## INFORMATION GIVEN
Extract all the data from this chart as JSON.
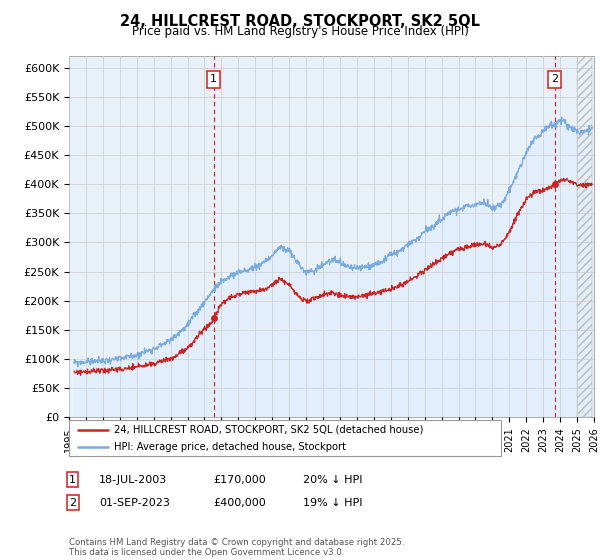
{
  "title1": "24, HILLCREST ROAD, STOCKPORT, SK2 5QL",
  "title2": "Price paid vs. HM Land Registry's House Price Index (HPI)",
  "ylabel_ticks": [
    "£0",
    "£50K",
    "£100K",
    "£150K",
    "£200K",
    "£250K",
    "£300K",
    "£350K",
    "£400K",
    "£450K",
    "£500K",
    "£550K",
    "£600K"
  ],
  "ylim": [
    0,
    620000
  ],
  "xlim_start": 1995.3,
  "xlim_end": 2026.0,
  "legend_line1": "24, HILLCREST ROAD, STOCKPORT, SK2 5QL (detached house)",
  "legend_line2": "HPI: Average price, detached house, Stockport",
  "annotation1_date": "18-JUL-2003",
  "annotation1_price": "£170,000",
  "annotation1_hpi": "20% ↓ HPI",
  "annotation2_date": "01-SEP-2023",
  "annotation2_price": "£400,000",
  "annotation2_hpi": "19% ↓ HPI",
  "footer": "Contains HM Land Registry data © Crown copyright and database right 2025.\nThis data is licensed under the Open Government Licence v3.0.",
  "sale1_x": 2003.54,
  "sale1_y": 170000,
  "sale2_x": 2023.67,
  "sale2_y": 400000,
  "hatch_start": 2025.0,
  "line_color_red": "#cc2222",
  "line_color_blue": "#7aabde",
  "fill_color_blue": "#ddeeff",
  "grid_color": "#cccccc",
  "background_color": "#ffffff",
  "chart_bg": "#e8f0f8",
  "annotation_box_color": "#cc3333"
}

## TASK DETAILS
Repeat the material above verbatim, with no pictures in the output.

## RESULT
Extract all the data from this chart as JSON.
{
  "title1": "24, HILLCREST ROAD, STOCKPORT, SK2 5QL",
  "title2": "Price paid vs. HM Land Registry's House Price Index (HPI)",
  "ylabel_ticks": [
    "£0",
    "£50K",
    "£100K",
    "£150K",
    "£200K",
    "£250K",
    "£300K",
    "£350K",
    "£400K",
    "£450K",
    "£500K",
    "£550K",
    "£600K"
  ],
  "ylim": [
    0,
    620000
  ],
  "xlim_start": 1995.3,
  "xlim_end": 2026.0,
  "legend_line1": "24, HILLCREST ROAD, STOCKPORT, SK2 5QL (detached house)",
  "legend_line2": "HPI: Average price, detached house, Stockport",
  "annotation1_date": "18-JUL-2003",
  "annotation1_price": "£170,000",
  "annotation1_hpi": "20% ↓ HPI",
  "annotation2_date": "01-SEP-2023",
  "annotation2_price": "£400,000",
  "annotation2_hpi": "19% ↓ HPI",
  "footer": "Contains HM Land Registry data © Crown copyright and database right 2025.\nThis data is licensed under the Open Government Licence v3.0.",
  "sale1_x": 2003.54,
  "sale1_y": 170000,
  "sale2_x": 2023.67,
  "sale2_y": 400000,
  "hatch_start": 2025.0,
  "line_color_red": "#cc2222",
  "line_color_blue": "#7aabde",
  "fill_color_blue": "#ddeeff",
  "grid_color": "#cccccc",
  "background_color": "#ffffff",
  "chart_bg": "#e8f0f8",
  "annotation_box_color": "#cc3333"
}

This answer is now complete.